**Tasks to carry out:**
(a) In the comment on Apple's App Store fees, roughly what fee does Apple charge to publish on its store?
(b) Using the comment on Apple's App Store fees, explain why its author doesn't own any iOS devices.
(c) Write a continuation of the comment on Apple's App Store fees, starting after its final line.

======== Given text

Clearly someone is being abused. I'm aware they do bring customers, I guess. Not to _you_, specifically, to someone... Maybe you.
- Apple charges a ~30% fee to publish on their store. It's a high fee! I also understand people make money there (more than on stores with lower fees).
- Apple also has a pretty sophisticated set of financial products you can use through your account with them. It makes sense you wouldn't be able to use those in the same with with another payment processor.
- Apple also doesn't want this to be an avenue for leaking personal details.
My read of the support link[1] are that you owe apple 0% of any purchased that are not made "...after a link out (i.e., they tap “Continue” on the system disclosure sheet)...". Presumably, if your app is on multiple platforms, users can use another platform to buy things. It doesn't appear that you would owe apple money for those purchases[2] though of course you must still charge the same price to every platform.
Fundamentally I disagree with how apple runs their iOS platform so I don't own any devices that on it. Choosing not to own iOS devices is occasionally annoying but it doesn't seem like a real disadvantage to me. However I also think that the concerns Apple has about their user experience (information leaks, compromises, etc) are real and that they genuinely do better than most other players.
I think the case that Apple must allow side-loading is much stronger than the case that all of this behavior is somehow wrong in essence. As pointed out elsewhere in this thread, Epic takes 5% of all revenue (over $1m). Would they drop all their objections if Apple just dropped their fees?
[1] https://developer.apple.com/support/storekit-external-entitl...
[2] I am not a lawyer
I know costs and prices are somewhat independent of each other, but even the 12.5B seems like a lot. I wish I knew how much App store's technical infrastructure costs.
0. https://www.statista.com/statistics/296226/annual-apple-app-...

================
======== Supplied records

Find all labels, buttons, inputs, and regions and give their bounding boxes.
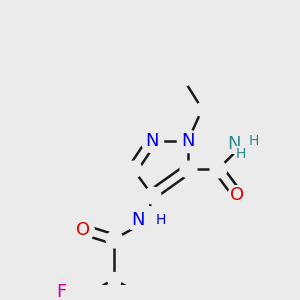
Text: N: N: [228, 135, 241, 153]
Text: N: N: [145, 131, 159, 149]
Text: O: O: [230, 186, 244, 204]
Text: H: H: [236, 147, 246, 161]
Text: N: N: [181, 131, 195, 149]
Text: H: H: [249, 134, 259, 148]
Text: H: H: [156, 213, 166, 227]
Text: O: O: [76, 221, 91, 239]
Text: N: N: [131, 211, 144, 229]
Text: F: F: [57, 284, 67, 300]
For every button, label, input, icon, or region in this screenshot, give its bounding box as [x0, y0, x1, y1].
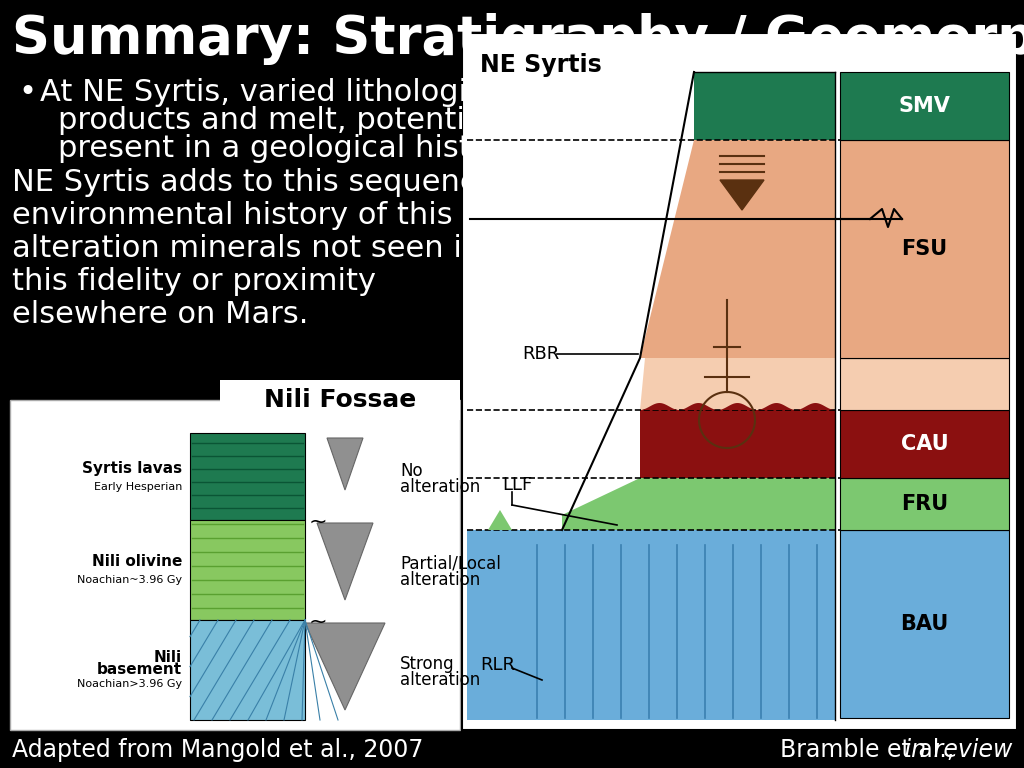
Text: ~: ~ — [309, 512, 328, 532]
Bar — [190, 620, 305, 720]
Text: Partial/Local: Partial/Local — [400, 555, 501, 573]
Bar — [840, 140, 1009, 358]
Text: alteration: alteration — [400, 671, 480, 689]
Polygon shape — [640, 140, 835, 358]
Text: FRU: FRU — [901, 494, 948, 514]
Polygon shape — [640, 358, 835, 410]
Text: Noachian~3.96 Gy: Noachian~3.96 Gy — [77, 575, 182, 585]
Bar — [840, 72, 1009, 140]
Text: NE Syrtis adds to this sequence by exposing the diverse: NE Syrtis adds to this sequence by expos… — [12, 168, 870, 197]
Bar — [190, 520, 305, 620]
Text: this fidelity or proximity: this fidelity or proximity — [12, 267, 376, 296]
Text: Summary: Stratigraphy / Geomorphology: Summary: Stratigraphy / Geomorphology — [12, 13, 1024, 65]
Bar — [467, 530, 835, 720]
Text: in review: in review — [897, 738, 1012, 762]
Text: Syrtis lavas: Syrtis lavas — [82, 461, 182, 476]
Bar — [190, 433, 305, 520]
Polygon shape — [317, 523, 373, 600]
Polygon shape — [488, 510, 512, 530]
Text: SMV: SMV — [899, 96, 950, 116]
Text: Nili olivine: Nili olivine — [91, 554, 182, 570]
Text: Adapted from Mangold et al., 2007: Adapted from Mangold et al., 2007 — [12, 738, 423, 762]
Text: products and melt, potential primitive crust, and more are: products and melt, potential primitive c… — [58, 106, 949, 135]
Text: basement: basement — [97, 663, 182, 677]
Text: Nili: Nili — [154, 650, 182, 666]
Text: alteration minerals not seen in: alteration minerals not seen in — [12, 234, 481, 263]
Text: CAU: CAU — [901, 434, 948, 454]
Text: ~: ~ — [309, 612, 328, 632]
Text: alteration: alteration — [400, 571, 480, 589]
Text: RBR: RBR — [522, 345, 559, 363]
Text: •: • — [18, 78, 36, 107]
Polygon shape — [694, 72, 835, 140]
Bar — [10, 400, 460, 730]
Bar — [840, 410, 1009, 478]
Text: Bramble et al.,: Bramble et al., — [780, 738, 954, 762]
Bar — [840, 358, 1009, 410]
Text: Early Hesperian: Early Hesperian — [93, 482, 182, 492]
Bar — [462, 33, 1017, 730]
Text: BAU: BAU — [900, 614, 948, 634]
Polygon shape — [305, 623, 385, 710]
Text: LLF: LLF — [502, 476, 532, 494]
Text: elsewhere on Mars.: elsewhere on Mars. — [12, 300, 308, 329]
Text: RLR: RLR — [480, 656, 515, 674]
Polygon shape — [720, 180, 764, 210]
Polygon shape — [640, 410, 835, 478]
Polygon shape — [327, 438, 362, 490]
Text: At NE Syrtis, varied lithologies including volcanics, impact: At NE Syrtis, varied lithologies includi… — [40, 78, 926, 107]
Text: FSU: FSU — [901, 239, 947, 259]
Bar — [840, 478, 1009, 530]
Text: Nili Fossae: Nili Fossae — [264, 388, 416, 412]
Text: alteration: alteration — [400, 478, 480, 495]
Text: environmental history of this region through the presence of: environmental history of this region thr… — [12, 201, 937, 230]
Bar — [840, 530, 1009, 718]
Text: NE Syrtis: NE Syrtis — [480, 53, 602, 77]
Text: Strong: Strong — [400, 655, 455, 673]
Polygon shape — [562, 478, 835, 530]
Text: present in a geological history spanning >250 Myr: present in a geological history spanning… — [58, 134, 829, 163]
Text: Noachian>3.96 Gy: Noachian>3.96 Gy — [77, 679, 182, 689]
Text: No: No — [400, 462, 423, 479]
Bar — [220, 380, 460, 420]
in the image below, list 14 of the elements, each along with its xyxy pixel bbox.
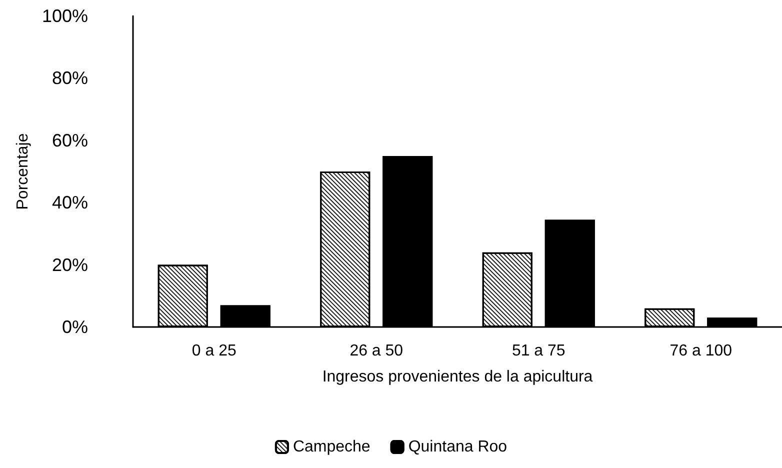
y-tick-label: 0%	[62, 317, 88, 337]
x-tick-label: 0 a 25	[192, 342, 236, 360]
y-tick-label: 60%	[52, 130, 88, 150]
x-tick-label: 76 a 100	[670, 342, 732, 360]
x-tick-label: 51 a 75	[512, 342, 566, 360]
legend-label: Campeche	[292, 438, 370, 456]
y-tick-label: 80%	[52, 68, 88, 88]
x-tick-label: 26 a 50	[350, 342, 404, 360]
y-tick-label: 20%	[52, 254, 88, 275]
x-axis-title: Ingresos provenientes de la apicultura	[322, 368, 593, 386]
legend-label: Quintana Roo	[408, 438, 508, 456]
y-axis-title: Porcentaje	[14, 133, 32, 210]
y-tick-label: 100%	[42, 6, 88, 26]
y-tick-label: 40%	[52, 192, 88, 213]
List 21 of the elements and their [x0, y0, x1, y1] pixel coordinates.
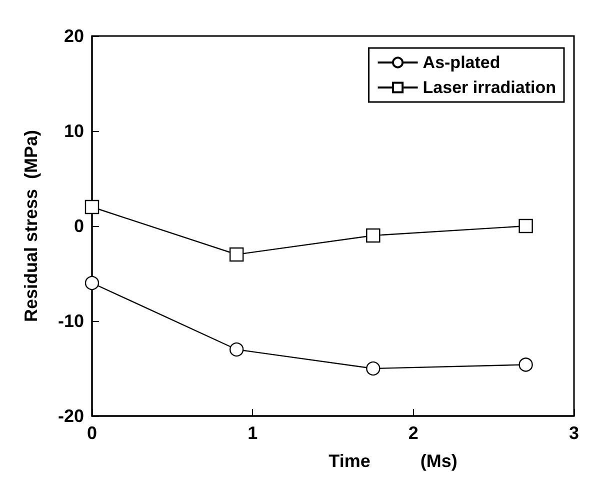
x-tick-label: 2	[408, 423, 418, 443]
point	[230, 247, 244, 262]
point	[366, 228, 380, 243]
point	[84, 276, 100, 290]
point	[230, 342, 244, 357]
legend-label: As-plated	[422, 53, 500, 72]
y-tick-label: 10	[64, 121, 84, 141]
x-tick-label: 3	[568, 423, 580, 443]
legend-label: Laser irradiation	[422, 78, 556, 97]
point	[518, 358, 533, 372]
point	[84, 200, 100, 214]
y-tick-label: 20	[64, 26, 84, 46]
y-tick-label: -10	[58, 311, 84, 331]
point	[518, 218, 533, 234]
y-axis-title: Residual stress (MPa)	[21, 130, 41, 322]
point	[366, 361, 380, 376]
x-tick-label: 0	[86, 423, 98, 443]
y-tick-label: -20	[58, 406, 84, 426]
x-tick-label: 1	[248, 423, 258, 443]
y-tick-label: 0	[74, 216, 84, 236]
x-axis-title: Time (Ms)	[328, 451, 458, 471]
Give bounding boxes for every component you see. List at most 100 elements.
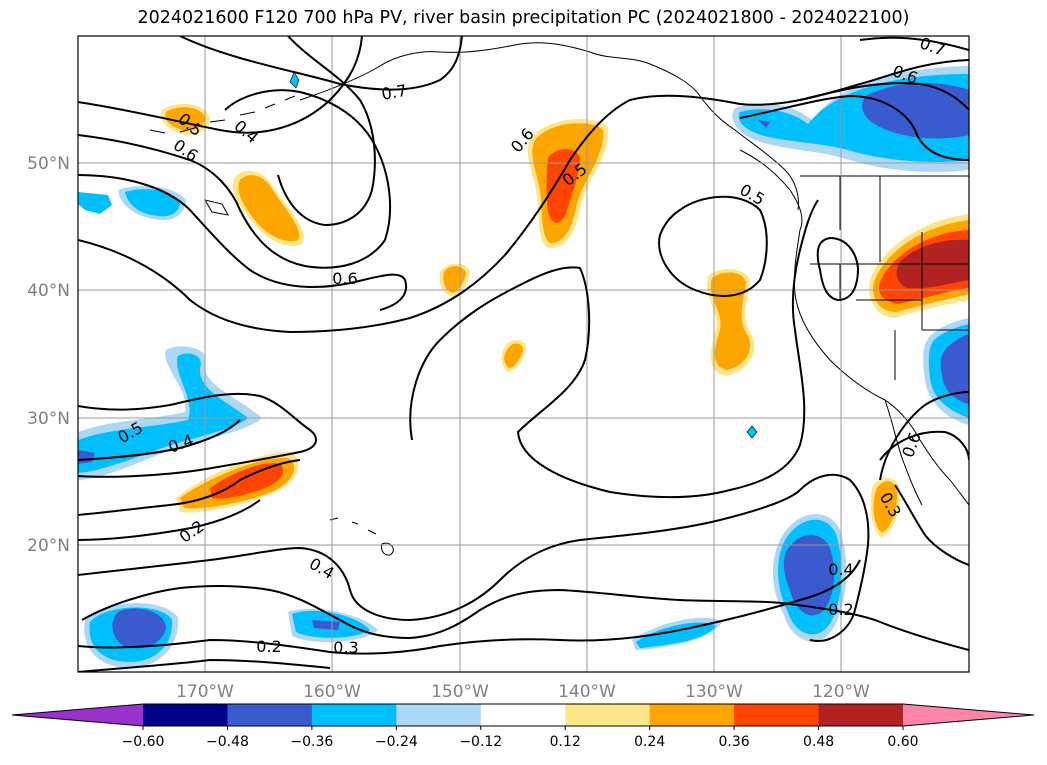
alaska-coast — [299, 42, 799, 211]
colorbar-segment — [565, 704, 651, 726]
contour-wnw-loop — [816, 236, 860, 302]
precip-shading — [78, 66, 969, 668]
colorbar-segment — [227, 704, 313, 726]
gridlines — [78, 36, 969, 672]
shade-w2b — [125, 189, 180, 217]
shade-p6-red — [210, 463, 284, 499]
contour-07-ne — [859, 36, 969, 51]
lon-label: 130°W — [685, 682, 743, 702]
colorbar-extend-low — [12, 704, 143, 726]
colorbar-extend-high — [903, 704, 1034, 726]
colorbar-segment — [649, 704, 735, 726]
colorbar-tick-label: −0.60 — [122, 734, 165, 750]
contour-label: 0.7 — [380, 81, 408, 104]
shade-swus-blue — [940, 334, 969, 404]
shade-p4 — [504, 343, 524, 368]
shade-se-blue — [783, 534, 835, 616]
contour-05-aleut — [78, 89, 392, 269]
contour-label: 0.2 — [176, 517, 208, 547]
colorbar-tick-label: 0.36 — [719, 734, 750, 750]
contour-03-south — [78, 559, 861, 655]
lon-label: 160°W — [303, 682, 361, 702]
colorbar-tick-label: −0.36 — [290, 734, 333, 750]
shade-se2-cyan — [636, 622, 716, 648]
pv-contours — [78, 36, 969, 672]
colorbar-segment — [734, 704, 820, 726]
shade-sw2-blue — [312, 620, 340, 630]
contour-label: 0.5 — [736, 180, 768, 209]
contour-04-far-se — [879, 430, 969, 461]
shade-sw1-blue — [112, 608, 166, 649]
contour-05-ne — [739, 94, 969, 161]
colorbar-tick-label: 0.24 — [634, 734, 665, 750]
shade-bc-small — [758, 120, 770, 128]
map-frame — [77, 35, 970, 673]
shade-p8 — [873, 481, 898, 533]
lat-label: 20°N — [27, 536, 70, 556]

================

**Results in order:**
(a) About 30%.

(b) The author fundamentally disagrees with how Apple runs its iOS platform, so they choose not to own devices that run on it. They add that this is occasionally annoying but doesn't seem like a real disadvantage.

(c)
If anything is expensive, is creditcard fees
What's next - pay 30% Apple tax for purchases made through Safari?
I'm deeply embedded in the Apple ecosystem. From phone, to computer, to home automation stuff. I have no desire to use a secondary app store. But I want that option to be be available. And there is no good reason for Apple to be charging anything extra for infrastructure they do not provide, and in fact actively discourage and fear-monger about. Come on.
- anti competitive to force users to use their *Payment Processing* platform.
- not anti-competitive to charge 30% for purchases made from the app
The justification is that you're getting access to Apple's network of customers as "leads" and by referring them to you for purchases, Apple is justified a 27% commission.
Similar, other major digital market players such as MS, Google, Nintendo, Sony, Valve all charges 30% as a platform commission fee.
The end result is what you see now. Payment flows originating from the App, Apple is entitled to 27% (-3% which was judged to be an appropriate transaction fee for the Payment Processing).
Apple will not charge you 30% for any purchases made organically through Safari. This was not in the ruling and this remains functionally as it is now.
You can debate about the 30% being too high, especially on top of an annual fee. But claiming that all Safari purchases will incur 30% is a strawman.
It’s actually more poignant than that. The court established and the appellate affirmed that the commission is primarily payment for Apple’s IP:
“First, and most significant, as discussed in the findings of facts, IAP is the method by which Apple collects its licensing fee from developers for the use of Apple's intellectual property. Even in the absence of IAP, Apple could still charge a commission on developers. It would simply be more difficult for Apple to collect that commission.”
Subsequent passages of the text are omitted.